### Requirement
Every record must be transcribed in its entirety, apart from the images, which are to be omitted.

### Records from a dataset
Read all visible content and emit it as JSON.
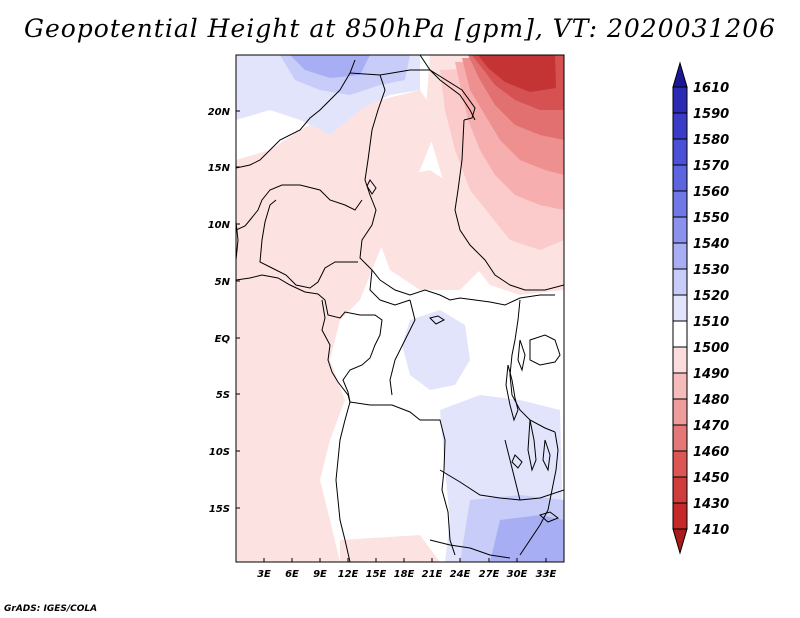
{
  "title": "Geopotential Height at 850hPa [gpm], VT: 2020031206",
  "credit": "GrADS: IGES/COLA",
  "y_ticks": [
    "20N",
    "15N",
    "10N",
    "5N",
    "EQ",
    "5S",
    "10S",
    "15S"
  ],
  "x_ticks": [
    "3E",
    "6E",
    "9E",
    "12E",
    "15E",
    "18E",
    "21E",
    "24E",
    "27E",
    "30E",
    "33E"
  ],
  "colorbar": {
    "labels": [
      "1610",
      "1590",
      "1580",
      "1570",
      "1560",
      "1550",
      "1540",
      "1530",
      "1520",
      "1510",
      "1500",
      "1490",
      "1480",
      "1470",
      "1460",
      "1450",
      "1430",
      "1410"
    ],
    "colors": [
      "#1a1896",
      "#2a2ab4",
      "#3a3cc8",
      "#4a50d8",
      "#5c64e0",
      "#7078e6",
      "#8a92ee",
      "#a8aef4",
      "#c8ccf8",
      "#e2e4fc",
      "#ffffff",
      "#fcdcdc",
      "#f6bcbc",
      "#ee9c9c",
      "#e47878",
      "#dc5656",
      "#d03c3c",
      "#c42828",
      "#aa1c1c"
    ]
  }
}
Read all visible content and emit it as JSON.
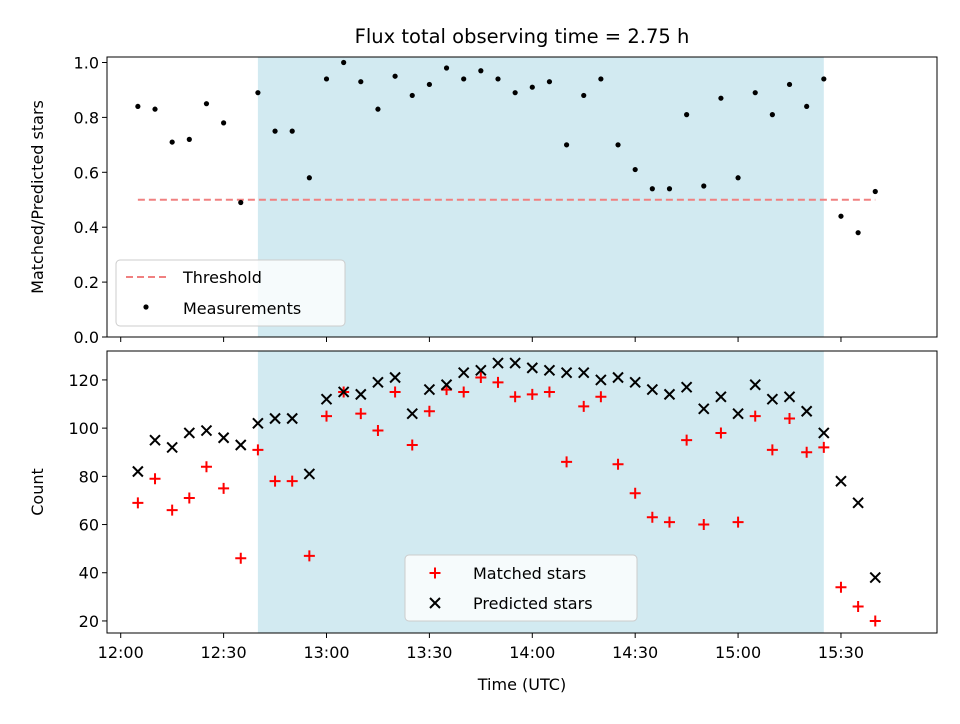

### Task solution
Read all visible content and emit it as JSON.
{
  "title": "Geopotential Height at 850hPa [gpm], VT: 2020031206",
  "credit": "GrADS: IGES/COLA",
  "y_ticks": [
    "20N",
    "15N",
    "10N",
    "5N",
    "EQ",
    "5S",
    "10S",
    "15S"
  ],
  "x_ticks": [
    "3E",
    "6E",
    "9E",
    "12E",
    "15E",
    "18E",
    "21E",
    "24E",
    "27E",
    "30E",
    "33E"
  ],
  "colorbar": {
    "labels": [
      "1610",
      "1590",
      "1580",
      "1570",
      "1560",
      "1550",
      "1540",
      "1530",
      "1520",
      "1510",
      "1500",
      "1490",
      "1480",
      "1470",
      "1460",
      "1450",
      "1430",
      "1410"
    ],
    "colors": [
      "#1a1896",
      "#2a2ab4",
      "#3a3cc8",
      "#4a50d8",
      "#5c64e0",
      "#7078e6",
      "#8a92ee",
      "#a8aef4",
      "#c8ccf8",
      "#e2e4fc",
      "#ffffff",
      "#fcdcdc",
      "#f6bcbc",
      "#ee9c9c",
      "#e47878",
      "#dc5656",
      "#d03c3c",
      "#c42828",
      "#aa1c1c"
    ]
  }
}
Read all visible content and emit it as JSON.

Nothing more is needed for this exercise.